[Start]

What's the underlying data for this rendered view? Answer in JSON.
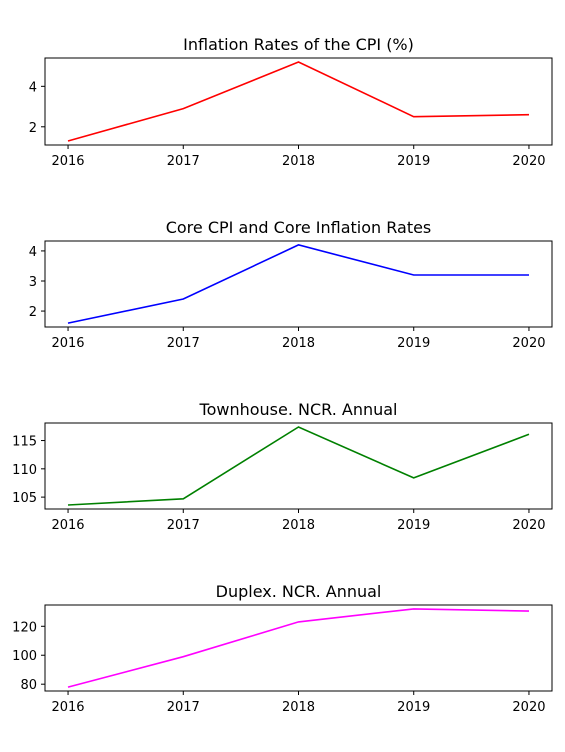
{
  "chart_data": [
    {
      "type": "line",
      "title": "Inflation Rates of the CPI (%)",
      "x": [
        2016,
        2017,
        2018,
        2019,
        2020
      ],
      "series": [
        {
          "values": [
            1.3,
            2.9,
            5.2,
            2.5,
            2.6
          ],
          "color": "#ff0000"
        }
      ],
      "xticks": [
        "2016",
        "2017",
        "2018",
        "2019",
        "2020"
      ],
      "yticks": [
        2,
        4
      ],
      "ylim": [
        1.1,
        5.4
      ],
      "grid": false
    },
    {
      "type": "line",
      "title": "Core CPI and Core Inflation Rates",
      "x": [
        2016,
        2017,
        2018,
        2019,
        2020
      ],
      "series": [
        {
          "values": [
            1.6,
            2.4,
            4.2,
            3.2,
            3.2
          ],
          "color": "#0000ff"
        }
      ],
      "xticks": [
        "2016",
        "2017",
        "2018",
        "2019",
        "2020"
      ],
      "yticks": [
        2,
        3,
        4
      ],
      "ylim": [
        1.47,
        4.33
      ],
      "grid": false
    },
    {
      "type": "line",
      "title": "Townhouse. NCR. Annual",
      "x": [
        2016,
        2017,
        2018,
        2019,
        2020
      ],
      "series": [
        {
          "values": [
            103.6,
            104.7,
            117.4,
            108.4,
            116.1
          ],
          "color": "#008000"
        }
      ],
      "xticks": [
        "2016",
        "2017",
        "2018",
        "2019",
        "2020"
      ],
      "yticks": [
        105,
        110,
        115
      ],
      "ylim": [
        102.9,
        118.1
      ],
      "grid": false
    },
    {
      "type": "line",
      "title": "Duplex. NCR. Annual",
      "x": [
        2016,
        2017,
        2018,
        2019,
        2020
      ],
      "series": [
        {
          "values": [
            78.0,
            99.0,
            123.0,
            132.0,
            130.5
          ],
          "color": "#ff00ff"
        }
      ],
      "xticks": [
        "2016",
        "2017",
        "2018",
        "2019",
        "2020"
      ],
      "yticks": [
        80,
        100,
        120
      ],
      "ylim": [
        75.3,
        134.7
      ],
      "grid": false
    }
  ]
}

[End]
[Start]

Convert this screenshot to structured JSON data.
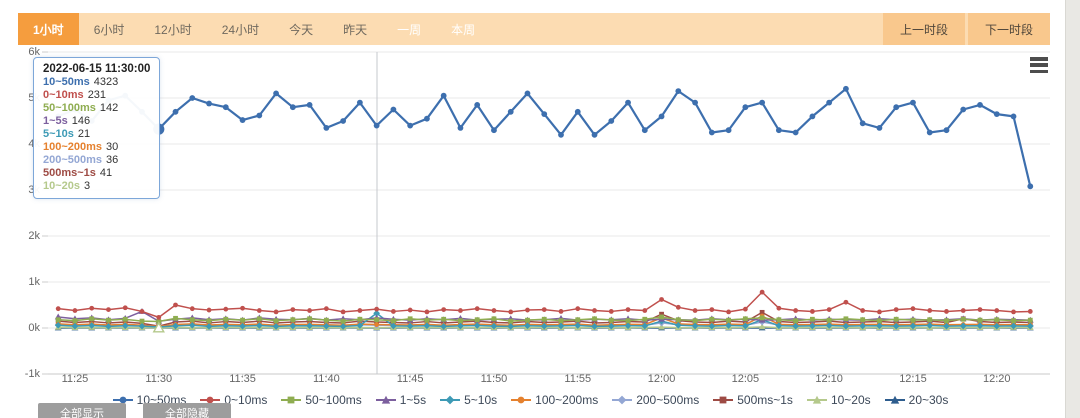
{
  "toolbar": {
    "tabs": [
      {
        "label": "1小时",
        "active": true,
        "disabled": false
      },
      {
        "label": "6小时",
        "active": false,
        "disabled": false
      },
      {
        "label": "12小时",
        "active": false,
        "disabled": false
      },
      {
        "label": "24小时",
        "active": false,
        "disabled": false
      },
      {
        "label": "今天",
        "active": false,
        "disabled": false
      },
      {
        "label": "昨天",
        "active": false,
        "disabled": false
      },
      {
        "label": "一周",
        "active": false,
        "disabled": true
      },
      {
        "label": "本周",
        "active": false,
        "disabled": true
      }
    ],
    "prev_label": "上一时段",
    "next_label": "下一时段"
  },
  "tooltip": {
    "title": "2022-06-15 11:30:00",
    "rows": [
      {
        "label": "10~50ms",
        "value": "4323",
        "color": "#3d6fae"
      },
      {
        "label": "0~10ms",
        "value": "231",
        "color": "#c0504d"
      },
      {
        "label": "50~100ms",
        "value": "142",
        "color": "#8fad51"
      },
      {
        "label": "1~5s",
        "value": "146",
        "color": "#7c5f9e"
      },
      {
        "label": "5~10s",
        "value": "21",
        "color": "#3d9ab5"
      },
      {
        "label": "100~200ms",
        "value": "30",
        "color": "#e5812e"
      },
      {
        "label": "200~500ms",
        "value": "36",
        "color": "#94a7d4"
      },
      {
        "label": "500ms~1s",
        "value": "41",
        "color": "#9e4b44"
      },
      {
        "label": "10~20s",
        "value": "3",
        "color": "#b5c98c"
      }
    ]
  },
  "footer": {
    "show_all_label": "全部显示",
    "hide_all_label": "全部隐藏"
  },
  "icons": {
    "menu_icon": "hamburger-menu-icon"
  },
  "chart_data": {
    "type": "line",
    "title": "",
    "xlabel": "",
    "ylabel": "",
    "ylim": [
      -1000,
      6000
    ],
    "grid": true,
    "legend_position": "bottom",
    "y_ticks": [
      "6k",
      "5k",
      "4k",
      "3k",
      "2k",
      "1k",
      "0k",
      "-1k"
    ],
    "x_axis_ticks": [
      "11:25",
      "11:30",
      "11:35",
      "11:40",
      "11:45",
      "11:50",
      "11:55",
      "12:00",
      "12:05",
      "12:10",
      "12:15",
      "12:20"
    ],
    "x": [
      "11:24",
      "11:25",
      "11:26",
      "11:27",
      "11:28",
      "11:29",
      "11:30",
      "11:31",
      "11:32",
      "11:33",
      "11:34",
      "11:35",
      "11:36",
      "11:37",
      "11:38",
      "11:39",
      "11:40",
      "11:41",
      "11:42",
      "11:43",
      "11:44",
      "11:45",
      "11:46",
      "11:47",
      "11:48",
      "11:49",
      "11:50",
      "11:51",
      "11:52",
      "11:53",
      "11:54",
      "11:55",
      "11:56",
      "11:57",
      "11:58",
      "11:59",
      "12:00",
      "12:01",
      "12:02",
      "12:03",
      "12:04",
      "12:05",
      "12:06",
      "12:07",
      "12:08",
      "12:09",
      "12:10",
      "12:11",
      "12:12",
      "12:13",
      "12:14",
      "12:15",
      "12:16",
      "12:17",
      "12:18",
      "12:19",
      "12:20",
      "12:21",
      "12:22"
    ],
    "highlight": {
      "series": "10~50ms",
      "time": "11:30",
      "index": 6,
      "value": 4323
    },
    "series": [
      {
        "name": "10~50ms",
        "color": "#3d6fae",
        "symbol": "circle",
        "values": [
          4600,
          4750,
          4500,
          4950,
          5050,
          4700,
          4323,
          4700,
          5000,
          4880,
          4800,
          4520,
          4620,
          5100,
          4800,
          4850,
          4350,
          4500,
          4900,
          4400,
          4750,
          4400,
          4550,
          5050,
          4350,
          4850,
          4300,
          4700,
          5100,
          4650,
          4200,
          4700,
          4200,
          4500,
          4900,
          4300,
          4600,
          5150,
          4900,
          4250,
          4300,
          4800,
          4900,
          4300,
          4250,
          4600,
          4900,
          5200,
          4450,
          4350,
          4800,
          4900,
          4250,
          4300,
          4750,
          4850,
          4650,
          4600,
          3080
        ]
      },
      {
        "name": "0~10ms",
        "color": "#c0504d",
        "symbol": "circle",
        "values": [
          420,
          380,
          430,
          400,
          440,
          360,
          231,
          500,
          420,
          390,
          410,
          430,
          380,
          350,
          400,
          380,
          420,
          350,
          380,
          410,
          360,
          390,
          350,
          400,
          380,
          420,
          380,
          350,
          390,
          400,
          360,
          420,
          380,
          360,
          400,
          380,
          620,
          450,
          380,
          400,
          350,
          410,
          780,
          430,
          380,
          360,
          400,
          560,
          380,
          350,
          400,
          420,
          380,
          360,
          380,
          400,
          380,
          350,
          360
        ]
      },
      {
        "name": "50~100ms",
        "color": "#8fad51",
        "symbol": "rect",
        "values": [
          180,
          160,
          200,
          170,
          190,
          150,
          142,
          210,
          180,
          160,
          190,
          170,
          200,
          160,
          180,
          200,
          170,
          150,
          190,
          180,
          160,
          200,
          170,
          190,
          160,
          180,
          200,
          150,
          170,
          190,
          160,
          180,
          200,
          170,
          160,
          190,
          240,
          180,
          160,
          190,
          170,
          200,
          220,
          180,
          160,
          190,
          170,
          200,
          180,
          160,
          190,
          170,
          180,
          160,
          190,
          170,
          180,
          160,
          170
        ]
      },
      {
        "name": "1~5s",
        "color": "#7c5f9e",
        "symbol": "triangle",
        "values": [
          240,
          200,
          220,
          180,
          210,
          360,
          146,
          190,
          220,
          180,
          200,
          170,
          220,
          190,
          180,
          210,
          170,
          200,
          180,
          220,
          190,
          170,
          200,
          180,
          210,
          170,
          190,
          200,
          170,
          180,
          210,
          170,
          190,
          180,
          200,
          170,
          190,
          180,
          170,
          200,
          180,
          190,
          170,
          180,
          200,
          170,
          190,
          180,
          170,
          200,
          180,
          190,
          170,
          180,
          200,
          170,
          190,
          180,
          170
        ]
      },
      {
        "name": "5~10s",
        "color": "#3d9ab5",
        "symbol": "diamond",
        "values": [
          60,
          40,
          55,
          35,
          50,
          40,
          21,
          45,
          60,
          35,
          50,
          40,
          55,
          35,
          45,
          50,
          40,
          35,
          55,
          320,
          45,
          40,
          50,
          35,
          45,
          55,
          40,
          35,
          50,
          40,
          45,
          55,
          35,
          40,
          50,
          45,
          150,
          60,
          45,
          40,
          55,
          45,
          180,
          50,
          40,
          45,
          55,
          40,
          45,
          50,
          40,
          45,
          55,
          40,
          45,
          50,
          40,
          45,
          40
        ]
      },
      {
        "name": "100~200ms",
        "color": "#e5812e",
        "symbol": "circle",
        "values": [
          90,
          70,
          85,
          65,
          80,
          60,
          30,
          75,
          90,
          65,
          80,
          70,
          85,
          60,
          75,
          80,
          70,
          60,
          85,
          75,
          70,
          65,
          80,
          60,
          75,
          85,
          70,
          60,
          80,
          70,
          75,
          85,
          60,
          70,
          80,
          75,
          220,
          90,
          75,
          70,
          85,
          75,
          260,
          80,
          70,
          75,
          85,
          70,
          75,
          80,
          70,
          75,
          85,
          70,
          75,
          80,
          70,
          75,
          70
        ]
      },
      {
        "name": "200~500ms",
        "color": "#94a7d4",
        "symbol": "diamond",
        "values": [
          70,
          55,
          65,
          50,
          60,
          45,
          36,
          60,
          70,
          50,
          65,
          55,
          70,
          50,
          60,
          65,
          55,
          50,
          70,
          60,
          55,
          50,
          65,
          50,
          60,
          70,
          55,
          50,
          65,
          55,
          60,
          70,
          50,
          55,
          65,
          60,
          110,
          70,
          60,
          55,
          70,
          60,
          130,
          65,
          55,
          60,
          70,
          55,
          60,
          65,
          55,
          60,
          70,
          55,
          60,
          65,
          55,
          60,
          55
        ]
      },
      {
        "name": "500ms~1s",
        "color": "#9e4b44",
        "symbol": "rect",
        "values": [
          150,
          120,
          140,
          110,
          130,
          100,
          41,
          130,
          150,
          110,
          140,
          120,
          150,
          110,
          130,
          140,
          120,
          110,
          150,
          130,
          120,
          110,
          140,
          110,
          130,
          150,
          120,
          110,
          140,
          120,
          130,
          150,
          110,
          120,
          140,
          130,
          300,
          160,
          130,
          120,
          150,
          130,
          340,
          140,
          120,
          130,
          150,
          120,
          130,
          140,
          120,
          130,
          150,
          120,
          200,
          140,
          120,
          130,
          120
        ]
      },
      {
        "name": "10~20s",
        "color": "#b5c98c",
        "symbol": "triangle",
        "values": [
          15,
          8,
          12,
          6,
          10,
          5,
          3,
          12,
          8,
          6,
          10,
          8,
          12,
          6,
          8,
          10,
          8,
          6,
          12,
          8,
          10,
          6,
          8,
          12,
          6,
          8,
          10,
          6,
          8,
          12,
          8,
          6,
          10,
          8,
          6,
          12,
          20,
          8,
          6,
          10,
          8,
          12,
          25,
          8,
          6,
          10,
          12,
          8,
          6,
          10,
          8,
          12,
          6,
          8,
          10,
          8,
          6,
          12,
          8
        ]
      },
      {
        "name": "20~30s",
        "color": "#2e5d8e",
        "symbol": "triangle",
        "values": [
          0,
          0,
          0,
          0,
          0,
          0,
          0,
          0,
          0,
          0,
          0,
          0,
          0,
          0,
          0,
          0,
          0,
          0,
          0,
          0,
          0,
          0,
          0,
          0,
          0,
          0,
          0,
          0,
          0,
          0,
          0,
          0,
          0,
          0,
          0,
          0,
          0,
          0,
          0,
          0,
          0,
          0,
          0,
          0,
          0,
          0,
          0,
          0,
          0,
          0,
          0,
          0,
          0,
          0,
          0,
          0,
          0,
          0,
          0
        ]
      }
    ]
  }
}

[End]
[Start]

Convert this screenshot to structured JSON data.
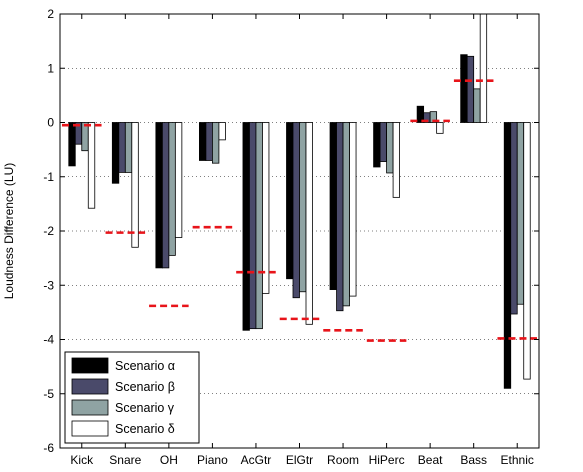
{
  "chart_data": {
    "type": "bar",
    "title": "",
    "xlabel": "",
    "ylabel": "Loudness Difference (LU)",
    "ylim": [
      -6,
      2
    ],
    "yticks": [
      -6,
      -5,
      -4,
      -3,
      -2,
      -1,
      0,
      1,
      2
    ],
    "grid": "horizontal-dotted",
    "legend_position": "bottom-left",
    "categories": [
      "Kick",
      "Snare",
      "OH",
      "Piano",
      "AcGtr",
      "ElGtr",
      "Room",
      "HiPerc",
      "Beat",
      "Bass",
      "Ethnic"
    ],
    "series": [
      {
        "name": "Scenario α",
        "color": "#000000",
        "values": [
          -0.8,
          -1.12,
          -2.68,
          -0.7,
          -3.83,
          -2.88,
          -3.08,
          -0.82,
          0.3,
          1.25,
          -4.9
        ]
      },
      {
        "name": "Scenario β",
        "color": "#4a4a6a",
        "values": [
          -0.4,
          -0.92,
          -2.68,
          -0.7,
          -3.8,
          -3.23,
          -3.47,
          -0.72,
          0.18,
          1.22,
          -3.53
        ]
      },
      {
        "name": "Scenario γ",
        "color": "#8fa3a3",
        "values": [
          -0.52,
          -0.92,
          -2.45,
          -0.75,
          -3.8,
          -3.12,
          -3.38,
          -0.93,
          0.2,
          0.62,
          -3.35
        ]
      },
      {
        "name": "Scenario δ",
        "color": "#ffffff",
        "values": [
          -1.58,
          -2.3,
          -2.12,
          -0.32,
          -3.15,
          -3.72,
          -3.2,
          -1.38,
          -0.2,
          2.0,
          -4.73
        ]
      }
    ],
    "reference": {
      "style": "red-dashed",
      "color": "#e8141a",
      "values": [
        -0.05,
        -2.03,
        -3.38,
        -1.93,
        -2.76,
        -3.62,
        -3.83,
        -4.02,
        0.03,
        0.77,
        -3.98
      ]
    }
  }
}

[End]

Write down only how many lines in the listing contain the word "Rates".

** Exercise result **
2